Instructions to follow:
In the listing below, locate the lines that hold "image" and copy them.

★ ★ ★ ★ ★

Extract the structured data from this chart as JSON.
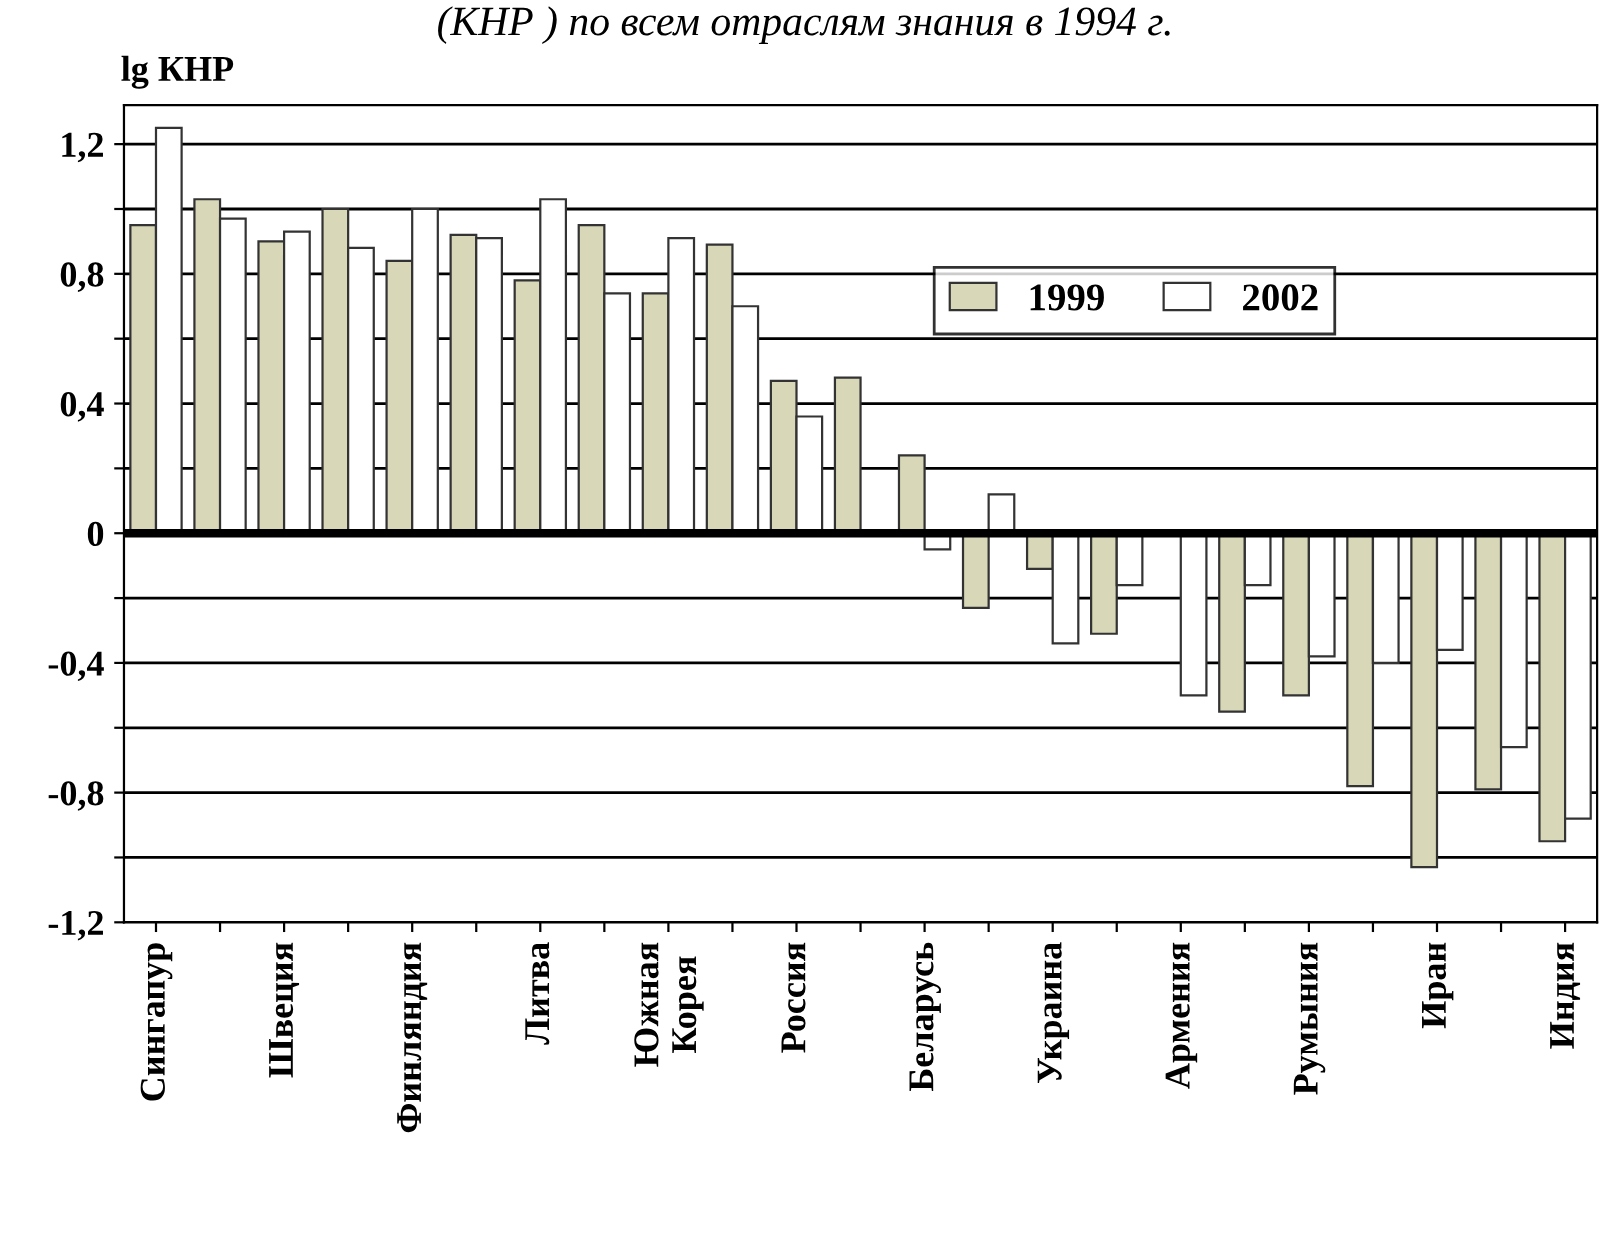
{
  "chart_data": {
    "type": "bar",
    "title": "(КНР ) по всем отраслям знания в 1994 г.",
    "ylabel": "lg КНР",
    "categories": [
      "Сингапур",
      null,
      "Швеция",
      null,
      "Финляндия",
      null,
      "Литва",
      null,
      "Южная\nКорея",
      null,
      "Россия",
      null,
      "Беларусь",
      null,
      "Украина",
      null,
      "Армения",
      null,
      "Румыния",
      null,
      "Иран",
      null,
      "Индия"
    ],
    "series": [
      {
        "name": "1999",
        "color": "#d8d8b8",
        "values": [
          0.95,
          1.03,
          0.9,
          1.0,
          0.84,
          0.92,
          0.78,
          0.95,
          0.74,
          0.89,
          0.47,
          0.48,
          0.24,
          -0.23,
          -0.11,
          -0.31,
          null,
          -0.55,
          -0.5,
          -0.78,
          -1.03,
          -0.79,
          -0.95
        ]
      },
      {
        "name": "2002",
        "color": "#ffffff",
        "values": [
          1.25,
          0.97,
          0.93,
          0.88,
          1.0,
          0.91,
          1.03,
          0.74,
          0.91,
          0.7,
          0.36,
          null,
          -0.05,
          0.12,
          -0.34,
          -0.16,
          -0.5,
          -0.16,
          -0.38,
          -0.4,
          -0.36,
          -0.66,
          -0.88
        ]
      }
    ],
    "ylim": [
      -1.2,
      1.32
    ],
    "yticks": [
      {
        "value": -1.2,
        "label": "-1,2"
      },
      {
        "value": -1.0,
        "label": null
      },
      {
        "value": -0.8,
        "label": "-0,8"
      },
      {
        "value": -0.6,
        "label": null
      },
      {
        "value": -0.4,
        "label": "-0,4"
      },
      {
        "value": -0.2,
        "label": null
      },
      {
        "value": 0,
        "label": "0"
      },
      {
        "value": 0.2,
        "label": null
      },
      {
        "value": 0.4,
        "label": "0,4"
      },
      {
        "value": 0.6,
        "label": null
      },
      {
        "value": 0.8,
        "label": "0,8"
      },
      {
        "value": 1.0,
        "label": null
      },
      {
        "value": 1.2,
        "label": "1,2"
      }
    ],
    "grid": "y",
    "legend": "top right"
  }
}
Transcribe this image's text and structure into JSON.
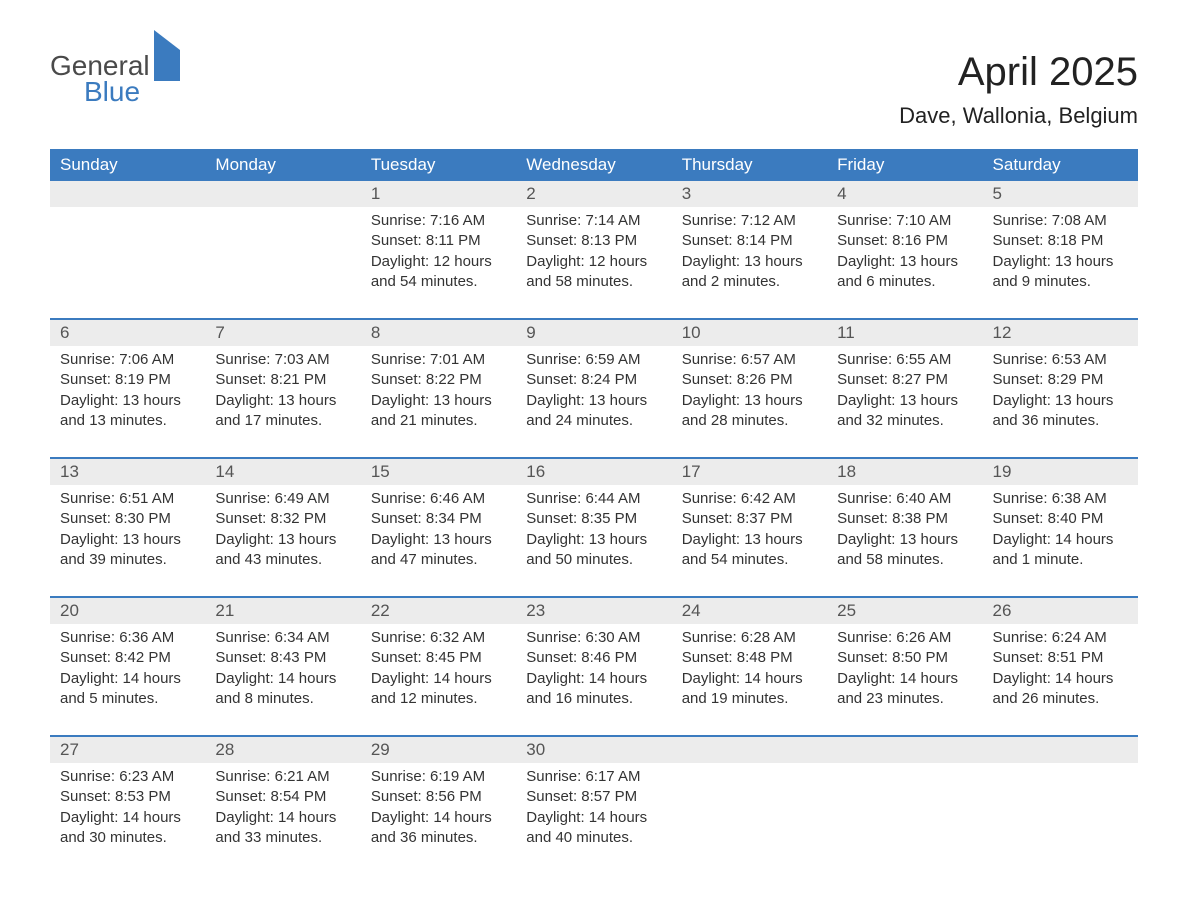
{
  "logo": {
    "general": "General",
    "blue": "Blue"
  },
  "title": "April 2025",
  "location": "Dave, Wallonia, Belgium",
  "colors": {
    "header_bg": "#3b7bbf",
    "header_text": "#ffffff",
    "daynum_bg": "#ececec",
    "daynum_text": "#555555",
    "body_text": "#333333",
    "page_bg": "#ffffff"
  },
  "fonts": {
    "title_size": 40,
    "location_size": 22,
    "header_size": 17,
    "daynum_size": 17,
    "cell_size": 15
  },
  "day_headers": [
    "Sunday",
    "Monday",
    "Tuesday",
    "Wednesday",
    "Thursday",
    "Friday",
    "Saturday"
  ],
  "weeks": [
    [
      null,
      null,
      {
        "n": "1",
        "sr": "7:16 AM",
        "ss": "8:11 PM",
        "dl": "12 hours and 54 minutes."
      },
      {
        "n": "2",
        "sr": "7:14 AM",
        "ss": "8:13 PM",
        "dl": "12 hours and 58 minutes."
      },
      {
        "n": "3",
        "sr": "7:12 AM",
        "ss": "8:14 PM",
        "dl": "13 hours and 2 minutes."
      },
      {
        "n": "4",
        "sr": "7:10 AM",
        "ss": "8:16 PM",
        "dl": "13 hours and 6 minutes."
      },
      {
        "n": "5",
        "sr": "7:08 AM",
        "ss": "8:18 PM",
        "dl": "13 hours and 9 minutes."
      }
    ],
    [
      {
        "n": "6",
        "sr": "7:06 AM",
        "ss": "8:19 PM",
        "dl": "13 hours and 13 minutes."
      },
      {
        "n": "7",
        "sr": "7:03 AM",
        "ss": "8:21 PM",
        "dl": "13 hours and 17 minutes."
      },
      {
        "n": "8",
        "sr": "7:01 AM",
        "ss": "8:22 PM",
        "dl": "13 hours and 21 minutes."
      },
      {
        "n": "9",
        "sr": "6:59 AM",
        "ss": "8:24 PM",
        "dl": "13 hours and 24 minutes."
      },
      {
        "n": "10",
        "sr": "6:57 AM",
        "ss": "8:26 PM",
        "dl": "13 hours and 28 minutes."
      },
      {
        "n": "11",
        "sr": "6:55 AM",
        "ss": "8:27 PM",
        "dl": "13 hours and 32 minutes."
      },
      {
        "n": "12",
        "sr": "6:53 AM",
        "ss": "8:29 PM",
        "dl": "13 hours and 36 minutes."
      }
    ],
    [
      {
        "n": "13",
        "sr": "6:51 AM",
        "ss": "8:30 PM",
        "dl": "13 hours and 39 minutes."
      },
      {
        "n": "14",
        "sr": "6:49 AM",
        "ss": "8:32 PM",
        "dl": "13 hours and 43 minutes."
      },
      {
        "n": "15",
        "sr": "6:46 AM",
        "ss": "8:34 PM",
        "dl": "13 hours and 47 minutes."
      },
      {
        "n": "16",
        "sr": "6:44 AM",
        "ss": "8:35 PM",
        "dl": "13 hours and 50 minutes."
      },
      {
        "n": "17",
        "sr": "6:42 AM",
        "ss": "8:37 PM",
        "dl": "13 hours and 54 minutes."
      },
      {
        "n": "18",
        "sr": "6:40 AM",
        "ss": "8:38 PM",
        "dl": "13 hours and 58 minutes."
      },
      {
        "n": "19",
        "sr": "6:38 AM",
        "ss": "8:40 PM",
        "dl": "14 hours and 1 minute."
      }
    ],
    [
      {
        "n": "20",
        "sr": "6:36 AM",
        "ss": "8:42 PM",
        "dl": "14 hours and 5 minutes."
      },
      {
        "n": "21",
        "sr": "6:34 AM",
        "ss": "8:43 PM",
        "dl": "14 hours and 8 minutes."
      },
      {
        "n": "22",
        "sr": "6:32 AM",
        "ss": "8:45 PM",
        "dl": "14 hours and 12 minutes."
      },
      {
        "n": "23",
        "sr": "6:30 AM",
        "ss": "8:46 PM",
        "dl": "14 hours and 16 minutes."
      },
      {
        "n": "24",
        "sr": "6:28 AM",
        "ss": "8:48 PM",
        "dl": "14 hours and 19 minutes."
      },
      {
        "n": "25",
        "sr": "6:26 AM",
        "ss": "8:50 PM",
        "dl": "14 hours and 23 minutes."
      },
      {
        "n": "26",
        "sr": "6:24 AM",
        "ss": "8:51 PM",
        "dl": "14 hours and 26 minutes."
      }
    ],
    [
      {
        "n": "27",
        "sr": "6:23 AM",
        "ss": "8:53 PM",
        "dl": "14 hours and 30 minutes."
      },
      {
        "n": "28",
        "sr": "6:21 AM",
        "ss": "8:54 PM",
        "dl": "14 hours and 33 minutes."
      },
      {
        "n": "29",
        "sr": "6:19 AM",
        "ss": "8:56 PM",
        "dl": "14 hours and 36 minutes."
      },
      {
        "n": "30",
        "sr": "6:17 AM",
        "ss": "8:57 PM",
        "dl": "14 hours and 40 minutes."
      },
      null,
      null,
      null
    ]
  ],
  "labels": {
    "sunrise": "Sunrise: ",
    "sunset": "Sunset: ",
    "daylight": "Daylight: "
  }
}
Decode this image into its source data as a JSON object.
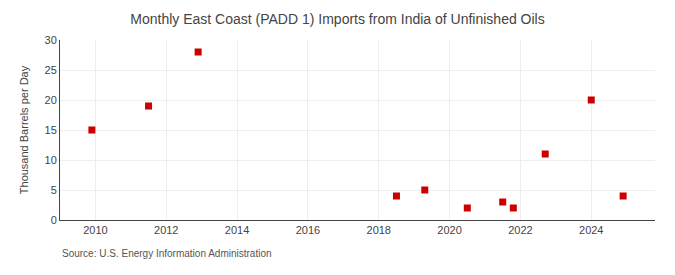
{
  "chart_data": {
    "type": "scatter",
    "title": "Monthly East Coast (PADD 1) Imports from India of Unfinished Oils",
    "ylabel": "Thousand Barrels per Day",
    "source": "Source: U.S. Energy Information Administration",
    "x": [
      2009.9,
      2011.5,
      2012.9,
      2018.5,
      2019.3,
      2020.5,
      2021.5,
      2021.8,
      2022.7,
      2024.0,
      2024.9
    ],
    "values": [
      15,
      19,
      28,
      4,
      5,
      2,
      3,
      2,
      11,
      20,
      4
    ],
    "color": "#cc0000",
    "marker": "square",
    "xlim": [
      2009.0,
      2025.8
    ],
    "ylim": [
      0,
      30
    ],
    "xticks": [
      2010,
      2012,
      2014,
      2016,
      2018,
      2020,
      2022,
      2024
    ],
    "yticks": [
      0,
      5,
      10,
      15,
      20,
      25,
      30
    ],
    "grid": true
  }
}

★ ★ ★ ★ ★

In response:
Transcribe this image's text and structure into JSON.
Decode this image into its source data as a JSON object.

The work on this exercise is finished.